──────── DATA ENTRIES ────────

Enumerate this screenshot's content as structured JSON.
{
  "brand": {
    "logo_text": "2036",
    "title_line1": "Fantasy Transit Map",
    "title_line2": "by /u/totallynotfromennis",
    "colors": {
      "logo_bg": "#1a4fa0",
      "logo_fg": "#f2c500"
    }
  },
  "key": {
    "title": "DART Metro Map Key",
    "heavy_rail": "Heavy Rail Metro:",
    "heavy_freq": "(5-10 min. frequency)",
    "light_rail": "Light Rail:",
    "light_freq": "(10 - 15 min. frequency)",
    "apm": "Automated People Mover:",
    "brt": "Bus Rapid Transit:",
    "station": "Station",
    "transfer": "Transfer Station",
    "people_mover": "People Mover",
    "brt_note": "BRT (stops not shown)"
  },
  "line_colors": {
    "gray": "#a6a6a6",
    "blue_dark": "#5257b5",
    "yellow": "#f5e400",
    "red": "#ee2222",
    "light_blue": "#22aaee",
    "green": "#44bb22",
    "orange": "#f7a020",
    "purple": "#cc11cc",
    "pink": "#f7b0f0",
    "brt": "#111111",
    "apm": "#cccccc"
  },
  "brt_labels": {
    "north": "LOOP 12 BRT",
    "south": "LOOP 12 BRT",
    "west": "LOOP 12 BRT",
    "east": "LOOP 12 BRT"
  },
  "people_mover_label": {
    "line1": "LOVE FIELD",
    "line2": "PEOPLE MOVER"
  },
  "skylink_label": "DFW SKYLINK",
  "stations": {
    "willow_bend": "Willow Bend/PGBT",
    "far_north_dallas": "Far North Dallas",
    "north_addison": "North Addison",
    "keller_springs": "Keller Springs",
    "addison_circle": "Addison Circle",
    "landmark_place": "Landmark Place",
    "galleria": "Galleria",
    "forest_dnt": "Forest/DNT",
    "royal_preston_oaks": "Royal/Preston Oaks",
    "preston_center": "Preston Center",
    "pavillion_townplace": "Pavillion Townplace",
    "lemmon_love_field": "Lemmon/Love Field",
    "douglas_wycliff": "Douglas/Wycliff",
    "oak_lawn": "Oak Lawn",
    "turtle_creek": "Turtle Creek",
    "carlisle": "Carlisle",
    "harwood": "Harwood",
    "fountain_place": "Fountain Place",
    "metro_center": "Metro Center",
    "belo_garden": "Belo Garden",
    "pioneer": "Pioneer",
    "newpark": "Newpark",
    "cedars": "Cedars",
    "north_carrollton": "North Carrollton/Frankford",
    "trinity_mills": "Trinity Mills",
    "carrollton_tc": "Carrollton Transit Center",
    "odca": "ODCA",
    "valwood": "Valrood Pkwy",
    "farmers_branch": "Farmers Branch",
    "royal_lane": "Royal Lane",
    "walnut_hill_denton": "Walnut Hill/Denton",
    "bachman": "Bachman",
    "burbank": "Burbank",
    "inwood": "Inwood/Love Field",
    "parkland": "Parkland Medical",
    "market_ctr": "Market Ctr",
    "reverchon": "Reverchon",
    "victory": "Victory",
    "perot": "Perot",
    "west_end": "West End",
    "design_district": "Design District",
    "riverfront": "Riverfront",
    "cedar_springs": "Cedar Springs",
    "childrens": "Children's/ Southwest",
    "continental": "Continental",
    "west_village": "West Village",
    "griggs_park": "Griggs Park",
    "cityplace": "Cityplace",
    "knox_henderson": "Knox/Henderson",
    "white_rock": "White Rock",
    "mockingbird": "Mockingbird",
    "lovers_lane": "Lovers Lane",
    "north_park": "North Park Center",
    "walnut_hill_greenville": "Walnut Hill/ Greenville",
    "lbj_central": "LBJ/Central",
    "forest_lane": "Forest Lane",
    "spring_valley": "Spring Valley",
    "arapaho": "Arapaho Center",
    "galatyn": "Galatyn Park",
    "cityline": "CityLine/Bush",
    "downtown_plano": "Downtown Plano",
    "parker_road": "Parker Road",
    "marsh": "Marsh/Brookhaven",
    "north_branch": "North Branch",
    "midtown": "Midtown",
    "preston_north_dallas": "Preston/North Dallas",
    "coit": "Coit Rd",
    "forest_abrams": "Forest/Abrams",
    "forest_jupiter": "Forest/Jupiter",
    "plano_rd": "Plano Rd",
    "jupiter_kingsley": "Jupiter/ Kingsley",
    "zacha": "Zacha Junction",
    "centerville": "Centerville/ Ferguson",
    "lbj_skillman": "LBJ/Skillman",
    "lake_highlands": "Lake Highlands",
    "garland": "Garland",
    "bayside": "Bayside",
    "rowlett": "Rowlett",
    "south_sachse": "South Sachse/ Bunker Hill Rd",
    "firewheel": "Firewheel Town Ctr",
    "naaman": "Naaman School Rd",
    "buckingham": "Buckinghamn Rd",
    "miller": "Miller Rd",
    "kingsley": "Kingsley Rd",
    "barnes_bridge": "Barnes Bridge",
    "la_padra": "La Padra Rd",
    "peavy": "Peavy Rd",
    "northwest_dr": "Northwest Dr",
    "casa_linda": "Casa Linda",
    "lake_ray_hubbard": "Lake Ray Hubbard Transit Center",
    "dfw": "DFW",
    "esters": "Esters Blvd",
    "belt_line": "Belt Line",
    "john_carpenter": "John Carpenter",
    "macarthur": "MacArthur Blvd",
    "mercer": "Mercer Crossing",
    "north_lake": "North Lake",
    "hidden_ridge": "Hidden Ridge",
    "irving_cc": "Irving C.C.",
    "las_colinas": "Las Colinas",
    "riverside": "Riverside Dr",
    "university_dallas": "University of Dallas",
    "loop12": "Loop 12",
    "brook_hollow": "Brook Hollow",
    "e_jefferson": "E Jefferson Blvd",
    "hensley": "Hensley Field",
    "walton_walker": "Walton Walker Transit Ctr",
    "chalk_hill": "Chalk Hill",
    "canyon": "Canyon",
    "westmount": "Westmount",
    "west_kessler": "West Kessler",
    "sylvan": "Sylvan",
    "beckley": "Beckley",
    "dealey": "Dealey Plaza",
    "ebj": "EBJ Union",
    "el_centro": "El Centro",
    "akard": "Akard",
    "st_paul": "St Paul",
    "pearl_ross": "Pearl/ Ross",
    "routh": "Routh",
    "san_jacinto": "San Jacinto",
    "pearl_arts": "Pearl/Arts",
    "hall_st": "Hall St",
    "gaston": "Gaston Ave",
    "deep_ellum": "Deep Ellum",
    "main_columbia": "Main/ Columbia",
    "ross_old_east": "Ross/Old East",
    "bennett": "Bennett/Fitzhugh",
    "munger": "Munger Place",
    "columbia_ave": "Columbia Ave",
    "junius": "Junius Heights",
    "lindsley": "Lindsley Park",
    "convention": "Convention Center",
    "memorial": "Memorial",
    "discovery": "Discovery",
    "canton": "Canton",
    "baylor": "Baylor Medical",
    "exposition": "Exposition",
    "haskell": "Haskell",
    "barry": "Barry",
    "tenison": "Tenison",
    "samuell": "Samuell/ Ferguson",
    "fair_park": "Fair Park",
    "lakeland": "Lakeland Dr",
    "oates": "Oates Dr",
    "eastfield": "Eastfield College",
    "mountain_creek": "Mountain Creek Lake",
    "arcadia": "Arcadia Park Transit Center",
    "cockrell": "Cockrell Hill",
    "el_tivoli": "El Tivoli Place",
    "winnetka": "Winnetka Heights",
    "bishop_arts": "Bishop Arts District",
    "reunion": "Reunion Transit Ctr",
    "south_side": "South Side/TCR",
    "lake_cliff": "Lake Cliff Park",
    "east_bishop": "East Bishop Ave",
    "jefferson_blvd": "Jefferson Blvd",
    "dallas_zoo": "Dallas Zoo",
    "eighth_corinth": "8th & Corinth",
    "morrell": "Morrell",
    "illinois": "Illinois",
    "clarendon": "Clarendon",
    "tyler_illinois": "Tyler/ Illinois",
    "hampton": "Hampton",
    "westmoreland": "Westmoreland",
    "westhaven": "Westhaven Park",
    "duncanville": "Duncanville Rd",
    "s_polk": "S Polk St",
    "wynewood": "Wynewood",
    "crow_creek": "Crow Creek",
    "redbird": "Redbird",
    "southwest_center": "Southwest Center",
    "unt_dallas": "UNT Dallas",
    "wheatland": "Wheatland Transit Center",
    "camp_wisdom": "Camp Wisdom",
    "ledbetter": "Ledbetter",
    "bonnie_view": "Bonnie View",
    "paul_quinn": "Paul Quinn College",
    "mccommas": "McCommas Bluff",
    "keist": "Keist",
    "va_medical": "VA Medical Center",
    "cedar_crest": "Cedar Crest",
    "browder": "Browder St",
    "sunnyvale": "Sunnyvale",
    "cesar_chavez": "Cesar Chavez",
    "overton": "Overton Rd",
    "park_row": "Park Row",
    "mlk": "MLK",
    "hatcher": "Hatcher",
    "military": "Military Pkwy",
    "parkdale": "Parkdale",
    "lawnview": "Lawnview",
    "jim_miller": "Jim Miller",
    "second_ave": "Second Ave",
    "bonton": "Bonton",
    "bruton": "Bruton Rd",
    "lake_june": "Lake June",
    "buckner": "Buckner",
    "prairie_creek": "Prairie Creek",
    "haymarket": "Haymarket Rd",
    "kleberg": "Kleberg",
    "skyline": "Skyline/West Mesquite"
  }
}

────────

### SET TASK
Looking at the listing above, count the lines that contain "College" and give nothing but the number.

### OUTPUT OF THE EXERCISE
2